[Task to complete]
Write down every entry below once more, exactly.

━━━━━ Material provided

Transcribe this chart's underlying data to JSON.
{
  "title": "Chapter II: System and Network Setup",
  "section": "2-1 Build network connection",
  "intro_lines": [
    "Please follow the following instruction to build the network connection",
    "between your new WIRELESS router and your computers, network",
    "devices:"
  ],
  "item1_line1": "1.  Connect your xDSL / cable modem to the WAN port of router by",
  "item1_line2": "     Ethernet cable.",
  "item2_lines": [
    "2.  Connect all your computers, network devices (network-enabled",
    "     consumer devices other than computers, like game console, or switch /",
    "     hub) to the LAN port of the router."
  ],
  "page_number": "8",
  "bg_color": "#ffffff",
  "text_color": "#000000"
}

━━━━━━━━━━

[Result of the exercise]
Transcribe this chart's underlying data to JSON.
{
  "title": "Chapter II: System and Network Setup",
  "section": "2-1 Build network connection",
  "intro_lines": [
    "Please follow the following instruction to build the network connection",
    "between your new WIRELESS router and your computers, network",
    "devices:"
  ],
  "item1_line1": "1.  Connect your xDSL / cable modem to the WAN port of router by",
  "item1_line2": "     Ethernet cable.",
  "item2_lines": [
    "2.  Connect all your computers, network devices (network-enabled",
    "     consumer devices other than computers, like game console, or switch /",
    "     hub) to the LAN port of the router."
  ],
  "page_number": "8",
  "bg_color": "#ffffff",
  "text_color": "#000000"
}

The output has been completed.